*Prompt*
Extract every line below that contains the word "действий".

*Dataset records*
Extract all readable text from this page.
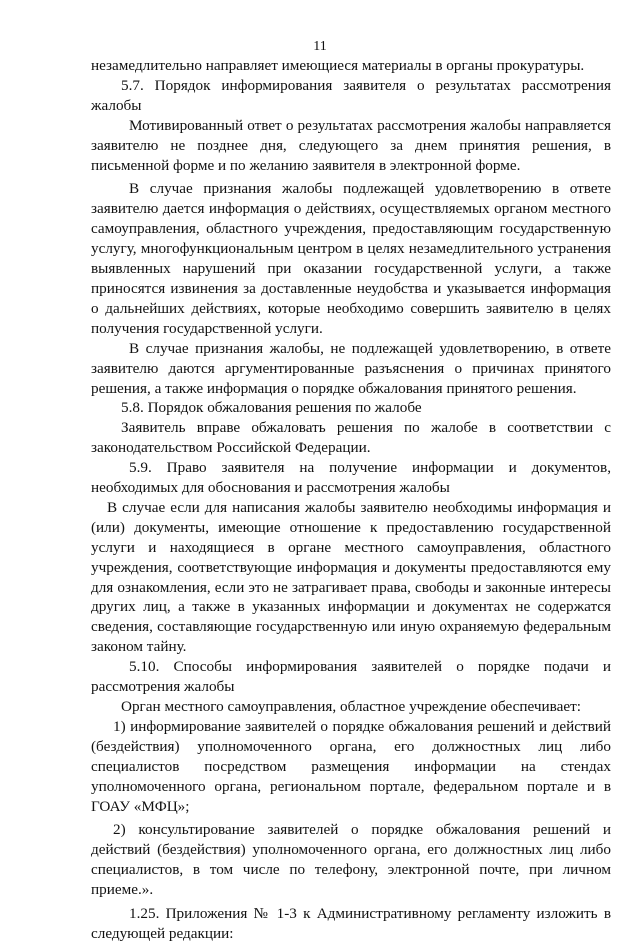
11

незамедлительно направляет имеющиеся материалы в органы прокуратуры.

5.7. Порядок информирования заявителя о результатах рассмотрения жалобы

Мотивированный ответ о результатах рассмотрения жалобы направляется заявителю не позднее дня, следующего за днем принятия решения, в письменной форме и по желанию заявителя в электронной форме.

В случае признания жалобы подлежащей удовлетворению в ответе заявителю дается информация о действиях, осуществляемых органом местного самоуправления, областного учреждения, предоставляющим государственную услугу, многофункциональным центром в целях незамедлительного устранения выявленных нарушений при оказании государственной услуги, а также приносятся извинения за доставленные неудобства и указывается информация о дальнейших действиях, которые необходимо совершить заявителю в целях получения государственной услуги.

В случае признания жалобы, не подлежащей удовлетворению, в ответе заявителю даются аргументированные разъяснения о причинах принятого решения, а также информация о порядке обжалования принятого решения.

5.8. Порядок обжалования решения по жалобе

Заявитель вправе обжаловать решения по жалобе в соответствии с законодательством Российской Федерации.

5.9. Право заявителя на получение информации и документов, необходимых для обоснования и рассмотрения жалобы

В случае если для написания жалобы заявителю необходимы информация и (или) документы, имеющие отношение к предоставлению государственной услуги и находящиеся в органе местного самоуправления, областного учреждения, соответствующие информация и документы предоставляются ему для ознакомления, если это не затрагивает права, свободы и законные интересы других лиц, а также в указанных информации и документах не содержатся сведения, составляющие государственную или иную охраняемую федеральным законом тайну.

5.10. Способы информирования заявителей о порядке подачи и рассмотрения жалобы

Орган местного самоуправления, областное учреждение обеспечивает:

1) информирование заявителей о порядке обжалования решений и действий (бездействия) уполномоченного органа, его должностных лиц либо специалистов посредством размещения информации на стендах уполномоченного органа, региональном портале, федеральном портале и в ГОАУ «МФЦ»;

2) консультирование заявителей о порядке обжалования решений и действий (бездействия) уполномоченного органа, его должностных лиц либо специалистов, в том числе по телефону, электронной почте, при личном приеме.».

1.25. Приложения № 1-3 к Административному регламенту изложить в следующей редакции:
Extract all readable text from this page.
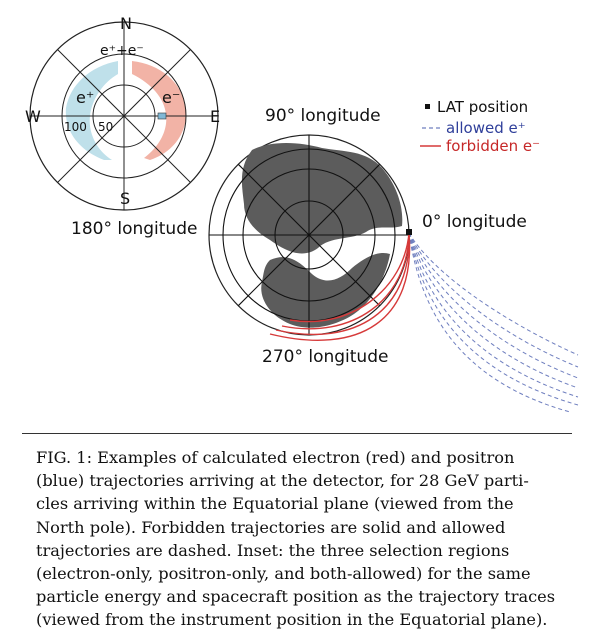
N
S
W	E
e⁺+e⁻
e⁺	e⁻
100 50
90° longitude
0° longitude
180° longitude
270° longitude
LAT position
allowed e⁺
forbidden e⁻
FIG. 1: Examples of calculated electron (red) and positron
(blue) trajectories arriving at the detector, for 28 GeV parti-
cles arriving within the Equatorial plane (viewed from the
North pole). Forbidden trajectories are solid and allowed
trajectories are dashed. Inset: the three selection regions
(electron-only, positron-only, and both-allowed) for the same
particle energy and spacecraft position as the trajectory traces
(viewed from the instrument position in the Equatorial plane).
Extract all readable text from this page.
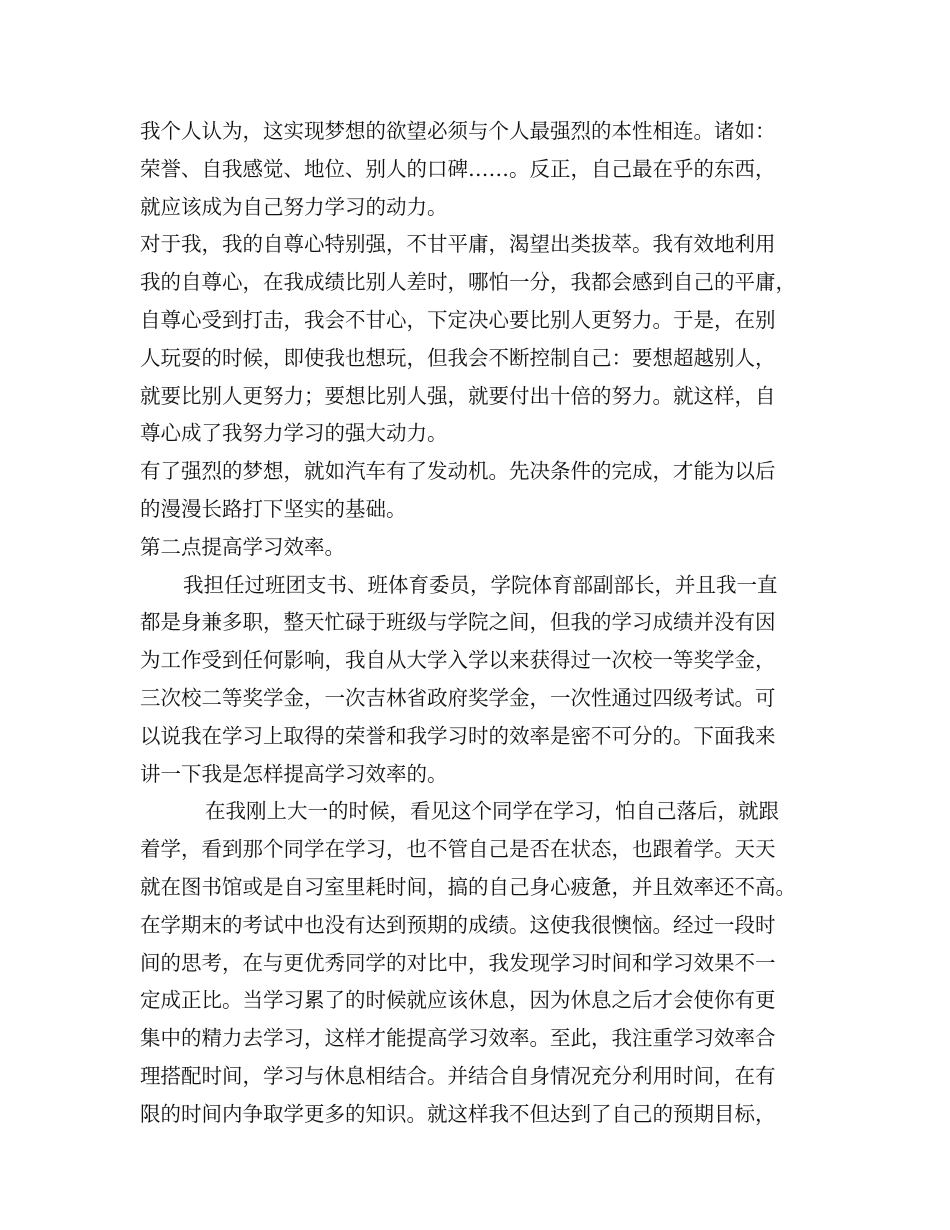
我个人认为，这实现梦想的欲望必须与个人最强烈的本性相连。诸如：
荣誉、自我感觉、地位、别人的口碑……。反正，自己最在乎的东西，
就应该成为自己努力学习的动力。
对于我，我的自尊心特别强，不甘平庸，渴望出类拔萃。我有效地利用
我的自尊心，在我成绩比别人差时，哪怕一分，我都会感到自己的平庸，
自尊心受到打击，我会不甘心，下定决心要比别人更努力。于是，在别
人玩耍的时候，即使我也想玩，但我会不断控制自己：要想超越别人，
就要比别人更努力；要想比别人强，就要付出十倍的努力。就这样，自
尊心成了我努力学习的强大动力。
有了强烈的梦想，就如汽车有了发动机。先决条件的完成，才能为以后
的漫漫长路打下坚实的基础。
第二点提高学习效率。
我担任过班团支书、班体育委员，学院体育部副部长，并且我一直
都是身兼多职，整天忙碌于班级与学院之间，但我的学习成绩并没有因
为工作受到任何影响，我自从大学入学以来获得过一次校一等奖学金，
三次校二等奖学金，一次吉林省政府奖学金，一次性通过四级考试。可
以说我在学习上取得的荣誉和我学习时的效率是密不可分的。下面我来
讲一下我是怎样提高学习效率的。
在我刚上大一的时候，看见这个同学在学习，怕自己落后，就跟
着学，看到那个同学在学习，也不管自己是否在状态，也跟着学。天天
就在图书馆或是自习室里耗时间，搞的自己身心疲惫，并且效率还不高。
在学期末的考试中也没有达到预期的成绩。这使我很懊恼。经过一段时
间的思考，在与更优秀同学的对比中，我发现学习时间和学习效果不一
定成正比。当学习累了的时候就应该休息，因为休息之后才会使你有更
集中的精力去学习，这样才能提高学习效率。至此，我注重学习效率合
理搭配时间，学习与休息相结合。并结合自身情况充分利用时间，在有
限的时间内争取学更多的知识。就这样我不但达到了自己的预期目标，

--

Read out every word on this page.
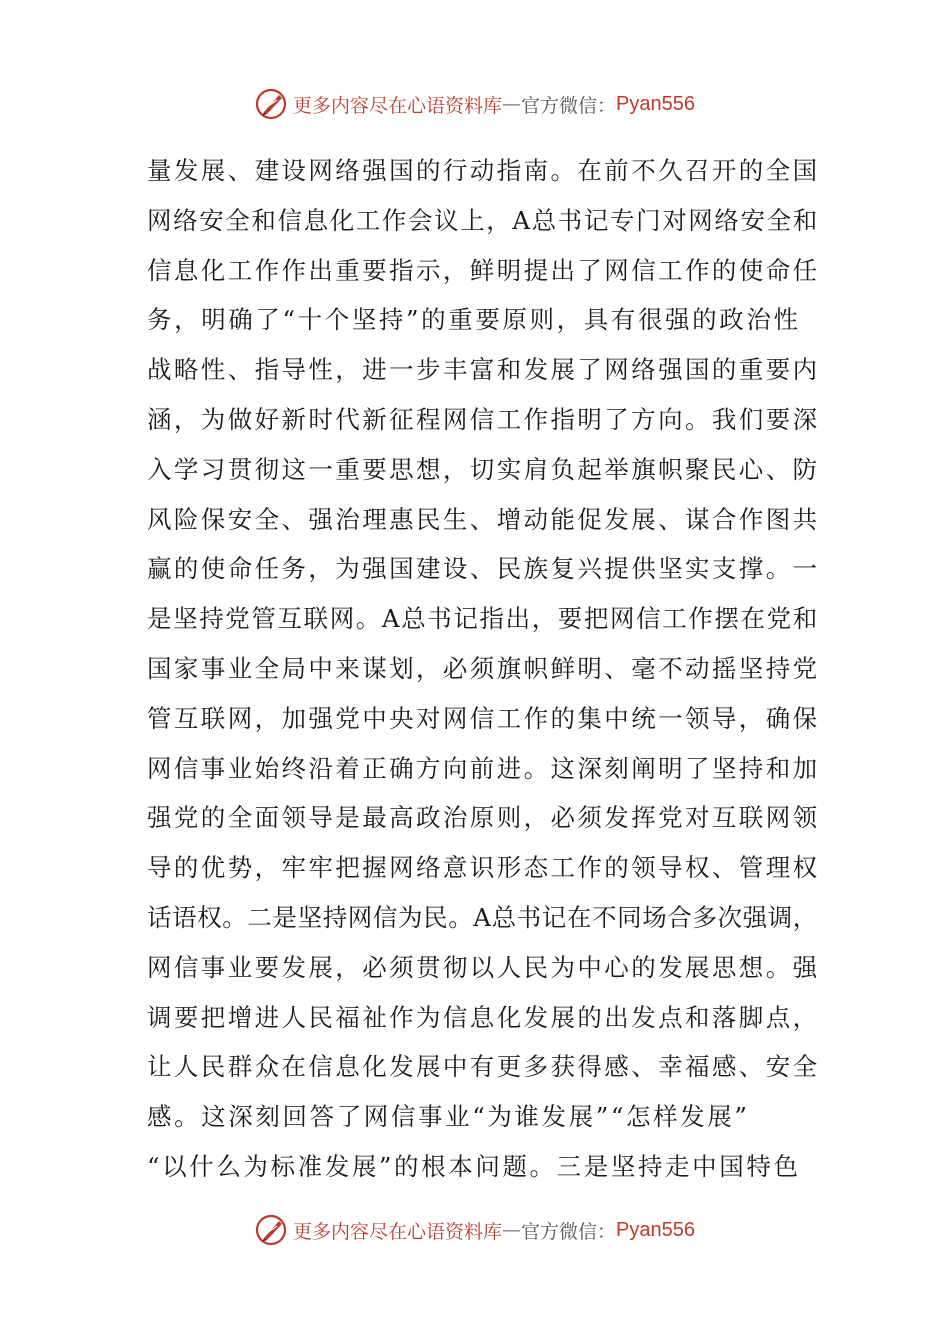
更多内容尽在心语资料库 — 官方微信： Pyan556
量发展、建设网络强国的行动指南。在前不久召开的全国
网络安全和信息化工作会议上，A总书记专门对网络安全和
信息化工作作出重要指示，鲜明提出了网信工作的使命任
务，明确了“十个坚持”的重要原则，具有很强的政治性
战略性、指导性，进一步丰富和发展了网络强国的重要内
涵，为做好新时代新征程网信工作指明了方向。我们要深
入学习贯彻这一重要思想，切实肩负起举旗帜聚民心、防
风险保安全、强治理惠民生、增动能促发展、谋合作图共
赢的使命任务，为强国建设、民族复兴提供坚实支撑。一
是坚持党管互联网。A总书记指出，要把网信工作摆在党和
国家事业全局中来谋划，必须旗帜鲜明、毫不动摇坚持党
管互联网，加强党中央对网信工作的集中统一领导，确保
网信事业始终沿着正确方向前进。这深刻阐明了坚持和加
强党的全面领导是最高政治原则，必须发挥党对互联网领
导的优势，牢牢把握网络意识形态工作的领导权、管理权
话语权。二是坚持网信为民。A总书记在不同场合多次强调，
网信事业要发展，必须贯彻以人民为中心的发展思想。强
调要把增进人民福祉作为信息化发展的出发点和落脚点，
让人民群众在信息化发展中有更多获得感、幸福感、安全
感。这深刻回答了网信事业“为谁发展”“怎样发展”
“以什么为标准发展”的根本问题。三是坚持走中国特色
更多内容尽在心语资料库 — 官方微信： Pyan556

*Full solution*
1) информирование заявителей о порядке обжалования решений и действий (бездействия) уполномоченного органа, его должностных лиц либо специалистов посредством размещения информации на стендах уполномоченного органа, региональном портале, федеральном портале и в ГОАУ «МФЦ»;
2) консультирование заявителей о порядке обжалования решений и действий (бездействия) уполномоченного органа, его должностных лиц либо специалистов, в том числе по телефону, электронной почте, при личном приеме.».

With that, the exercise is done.